TASK PROMPT
Lift out all lines below that contain "vous".
PROVIDED ENTRIES start
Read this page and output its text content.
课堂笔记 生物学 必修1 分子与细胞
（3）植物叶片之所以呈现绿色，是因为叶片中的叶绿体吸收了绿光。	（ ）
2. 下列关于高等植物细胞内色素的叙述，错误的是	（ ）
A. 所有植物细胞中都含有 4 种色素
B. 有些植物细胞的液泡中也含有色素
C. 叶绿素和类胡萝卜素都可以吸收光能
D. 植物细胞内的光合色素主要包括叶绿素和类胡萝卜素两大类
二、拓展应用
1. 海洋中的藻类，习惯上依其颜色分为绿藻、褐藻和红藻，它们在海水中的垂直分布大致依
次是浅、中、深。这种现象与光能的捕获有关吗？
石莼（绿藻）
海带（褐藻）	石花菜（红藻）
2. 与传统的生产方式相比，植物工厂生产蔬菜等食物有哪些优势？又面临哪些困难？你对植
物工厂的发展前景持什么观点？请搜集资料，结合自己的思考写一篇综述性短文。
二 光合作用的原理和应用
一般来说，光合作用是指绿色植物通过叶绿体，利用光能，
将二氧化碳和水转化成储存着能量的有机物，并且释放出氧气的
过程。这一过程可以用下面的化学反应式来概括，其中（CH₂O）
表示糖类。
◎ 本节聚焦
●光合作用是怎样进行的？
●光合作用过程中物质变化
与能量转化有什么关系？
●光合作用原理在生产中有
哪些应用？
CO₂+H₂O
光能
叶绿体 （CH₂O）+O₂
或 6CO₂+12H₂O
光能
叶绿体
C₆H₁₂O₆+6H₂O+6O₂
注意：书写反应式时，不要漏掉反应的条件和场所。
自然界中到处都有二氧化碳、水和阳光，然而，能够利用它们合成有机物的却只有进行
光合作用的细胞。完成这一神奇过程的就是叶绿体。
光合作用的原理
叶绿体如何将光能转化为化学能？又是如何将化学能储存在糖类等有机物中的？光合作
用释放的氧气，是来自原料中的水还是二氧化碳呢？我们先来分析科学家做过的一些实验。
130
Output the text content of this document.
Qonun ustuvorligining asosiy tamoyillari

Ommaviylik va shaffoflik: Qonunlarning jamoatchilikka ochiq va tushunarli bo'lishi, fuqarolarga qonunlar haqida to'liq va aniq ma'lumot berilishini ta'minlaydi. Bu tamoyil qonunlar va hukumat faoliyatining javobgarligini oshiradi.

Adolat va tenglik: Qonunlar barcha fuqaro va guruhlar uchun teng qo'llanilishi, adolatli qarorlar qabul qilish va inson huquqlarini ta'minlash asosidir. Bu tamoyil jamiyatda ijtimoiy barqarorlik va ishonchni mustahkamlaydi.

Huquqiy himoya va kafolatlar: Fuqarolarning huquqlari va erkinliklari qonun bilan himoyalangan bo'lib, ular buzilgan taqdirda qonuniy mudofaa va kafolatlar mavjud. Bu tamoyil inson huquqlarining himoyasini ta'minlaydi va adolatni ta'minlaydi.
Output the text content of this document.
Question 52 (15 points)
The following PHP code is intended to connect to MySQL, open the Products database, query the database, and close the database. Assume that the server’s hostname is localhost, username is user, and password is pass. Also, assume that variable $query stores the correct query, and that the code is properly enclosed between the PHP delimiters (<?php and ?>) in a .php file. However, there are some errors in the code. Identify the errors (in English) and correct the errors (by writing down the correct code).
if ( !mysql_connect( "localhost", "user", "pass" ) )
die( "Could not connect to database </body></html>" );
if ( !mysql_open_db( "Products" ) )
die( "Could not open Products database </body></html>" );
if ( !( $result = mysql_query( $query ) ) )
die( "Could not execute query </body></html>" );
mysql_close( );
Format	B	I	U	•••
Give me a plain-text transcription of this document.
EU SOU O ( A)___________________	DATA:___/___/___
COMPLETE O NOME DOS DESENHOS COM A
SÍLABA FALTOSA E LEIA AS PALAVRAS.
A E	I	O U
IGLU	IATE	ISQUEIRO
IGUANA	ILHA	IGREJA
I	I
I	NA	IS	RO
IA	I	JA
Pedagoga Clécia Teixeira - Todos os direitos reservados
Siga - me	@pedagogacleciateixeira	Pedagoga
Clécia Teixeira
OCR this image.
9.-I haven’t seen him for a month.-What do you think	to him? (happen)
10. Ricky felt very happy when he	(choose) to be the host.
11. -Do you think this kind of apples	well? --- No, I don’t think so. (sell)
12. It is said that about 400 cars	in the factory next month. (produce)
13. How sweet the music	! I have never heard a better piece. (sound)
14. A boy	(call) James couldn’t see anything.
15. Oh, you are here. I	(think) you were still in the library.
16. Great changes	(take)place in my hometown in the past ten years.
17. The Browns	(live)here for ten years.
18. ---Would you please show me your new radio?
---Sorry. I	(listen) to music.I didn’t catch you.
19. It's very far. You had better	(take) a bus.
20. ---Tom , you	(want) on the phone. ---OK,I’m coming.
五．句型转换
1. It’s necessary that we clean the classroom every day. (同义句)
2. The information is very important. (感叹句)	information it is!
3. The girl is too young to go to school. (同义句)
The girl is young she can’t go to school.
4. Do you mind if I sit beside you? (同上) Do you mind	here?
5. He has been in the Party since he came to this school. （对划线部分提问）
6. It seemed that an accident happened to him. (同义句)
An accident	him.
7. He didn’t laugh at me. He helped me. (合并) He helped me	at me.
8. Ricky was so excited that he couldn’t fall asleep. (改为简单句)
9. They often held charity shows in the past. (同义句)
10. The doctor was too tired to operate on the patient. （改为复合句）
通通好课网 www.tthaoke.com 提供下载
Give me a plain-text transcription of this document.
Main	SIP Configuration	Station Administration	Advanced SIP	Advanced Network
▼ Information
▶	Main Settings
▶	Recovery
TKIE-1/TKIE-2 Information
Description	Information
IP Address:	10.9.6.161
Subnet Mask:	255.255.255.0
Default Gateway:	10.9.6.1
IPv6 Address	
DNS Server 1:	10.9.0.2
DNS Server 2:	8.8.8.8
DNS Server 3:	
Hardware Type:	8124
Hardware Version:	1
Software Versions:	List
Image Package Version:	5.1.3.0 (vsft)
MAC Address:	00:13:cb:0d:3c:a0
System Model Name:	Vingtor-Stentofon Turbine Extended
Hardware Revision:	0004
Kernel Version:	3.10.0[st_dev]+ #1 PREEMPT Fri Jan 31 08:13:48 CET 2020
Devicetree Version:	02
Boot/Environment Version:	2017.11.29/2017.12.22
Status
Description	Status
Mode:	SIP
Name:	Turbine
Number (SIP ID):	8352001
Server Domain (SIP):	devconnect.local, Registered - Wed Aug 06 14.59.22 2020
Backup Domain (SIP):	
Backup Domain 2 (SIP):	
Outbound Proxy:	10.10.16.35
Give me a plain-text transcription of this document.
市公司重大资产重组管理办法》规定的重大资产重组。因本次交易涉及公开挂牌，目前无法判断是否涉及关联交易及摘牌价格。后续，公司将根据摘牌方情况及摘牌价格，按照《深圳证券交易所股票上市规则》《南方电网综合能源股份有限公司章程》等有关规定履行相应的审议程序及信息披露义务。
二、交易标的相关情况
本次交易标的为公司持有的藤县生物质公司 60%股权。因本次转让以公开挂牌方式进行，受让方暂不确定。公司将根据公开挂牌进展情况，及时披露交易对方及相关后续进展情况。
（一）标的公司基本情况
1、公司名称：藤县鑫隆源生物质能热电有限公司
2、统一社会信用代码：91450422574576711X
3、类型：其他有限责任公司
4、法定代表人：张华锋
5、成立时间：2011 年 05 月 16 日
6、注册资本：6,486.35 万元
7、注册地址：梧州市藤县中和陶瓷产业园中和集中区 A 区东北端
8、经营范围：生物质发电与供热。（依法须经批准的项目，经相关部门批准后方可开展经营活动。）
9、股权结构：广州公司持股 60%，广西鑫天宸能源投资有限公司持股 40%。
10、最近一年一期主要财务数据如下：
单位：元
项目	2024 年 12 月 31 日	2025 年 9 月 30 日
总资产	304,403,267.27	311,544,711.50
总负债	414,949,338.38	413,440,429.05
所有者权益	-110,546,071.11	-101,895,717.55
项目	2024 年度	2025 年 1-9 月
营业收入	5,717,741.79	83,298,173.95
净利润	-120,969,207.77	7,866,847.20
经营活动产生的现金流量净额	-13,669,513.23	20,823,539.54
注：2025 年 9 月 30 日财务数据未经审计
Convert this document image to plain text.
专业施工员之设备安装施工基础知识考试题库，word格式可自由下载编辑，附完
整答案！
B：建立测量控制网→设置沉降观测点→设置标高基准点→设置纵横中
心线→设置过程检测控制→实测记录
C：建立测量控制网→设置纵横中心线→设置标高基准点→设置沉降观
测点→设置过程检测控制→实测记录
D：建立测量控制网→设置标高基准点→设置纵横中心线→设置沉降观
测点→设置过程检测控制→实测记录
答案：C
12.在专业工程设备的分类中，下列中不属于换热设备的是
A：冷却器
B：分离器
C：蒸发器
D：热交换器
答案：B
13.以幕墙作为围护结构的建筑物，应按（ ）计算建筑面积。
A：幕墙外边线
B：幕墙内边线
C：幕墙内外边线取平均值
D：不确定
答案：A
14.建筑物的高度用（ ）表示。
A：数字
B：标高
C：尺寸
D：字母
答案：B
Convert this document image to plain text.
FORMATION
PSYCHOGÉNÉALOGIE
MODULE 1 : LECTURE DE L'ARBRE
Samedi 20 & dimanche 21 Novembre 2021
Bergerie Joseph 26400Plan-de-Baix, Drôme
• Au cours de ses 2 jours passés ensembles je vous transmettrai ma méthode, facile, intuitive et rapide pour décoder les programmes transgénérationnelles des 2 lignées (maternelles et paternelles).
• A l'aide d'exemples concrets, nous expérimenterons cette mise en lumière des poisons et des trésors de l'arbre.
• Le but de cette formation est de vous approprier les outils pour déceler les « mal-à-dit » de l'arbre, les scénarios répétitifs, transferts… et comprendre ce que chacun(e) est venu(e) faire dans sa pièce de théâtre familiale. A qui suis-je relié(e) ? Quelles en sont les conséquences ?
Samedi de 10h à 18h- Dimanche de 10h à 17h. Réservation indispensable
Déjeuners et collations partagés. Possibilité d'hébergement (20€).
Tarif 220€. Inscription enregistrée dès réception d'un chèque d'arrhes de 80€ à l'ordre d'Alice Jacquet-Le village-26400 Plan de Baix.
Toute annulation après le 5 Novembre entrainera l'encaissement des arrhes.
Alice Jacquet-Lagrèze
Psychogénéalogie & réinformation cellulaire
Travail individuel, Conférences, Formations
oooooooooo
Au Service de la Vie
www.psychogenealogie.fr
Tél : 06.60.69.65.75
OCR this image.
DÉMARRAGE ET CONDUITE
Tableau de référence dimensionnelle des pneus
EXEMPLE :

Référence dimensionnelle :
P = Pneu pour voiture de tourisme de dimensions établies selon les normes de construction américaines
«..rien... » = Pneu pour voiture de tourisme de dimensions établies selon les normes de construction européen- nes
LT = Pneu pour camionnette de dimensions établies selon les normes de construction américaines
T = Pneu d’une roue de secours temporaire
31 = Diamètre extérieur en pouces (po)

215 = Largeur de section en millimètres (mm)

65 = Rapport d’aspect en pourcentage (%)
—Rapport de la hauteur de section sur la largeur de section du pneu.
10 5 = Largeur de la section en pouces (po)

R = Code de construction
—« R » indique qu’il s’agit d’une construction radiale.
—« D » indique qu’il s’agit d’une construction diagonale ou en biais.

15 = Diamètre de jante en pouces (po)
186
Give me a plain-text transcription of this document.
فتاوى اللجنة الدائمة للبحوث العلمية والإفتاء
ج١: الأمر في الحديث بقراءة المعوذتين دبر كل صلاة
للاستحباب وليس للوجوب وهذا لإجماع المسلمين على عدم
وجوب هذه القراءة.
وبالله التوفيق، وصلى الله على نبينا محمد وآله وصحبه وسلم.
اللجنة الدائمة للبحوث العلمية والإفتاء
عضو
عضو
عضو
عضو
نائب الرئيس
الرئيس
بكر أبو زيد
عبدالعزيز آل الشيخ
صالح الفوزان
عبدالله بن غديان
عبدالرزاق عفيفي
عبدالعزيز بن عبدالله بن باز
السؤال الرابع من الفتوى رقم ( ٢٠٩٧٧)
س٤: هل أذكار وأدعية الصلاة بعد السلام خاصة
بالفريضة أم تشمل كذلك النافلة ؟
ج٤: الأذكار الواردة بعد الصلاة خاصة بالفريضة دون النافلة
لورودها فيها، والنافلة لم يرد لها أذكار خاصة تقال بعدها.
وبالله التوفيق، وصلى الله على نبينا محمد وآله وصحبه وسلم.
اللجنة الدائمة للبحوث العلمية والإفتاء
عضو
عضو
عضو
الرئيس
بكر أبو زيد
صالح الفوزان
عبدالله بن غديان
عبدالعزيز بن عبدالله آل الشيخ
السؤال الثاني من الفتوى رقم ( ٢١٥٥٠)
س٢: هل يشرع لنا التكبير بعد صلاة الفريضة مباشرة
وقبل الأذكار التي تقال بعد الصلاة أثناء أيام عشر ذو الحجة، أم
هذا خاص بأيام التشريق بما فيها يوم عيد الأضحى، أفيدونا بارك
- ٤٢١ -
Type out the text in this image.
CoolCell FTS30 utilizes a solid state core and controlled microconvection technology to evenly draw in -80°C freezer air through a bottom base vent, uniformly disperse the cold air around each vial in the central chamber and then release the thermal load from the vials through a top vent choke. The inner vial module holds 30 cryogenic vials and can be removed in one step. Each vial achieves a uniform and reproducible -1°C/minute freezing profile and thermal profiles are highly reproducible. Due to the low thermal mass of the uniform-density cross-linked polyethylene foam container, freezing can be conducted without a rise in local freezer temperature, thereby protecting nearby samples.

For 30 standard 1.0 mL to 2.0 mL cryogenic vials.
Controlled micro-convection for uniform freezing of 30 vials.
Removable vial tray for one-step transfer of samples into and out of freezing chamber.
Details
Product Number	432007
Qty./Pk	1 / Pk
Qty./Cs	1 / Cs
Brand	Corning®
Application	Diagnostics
PROVIDED ENTRIES end
ANSWER BELOW
• Au cours de ses 2 jours passés ensembles je vous transmettrai ma méthode, facile, intuitive et rapide pour décoder les programmes transgénérationnelles des 2 lignées (maternelles et paternelles).
• Le but de cette formation est de vous approprier les outils pour déceler les « mal-à-dit » de l'arbre, les scénarios répétitifs, transferts… et comprendre ce que chacun(e) est venu(e) faire dans sa pièce de théâtre familiale. A qui suis-je relié(e) ? Quelles en sont les conséquences ?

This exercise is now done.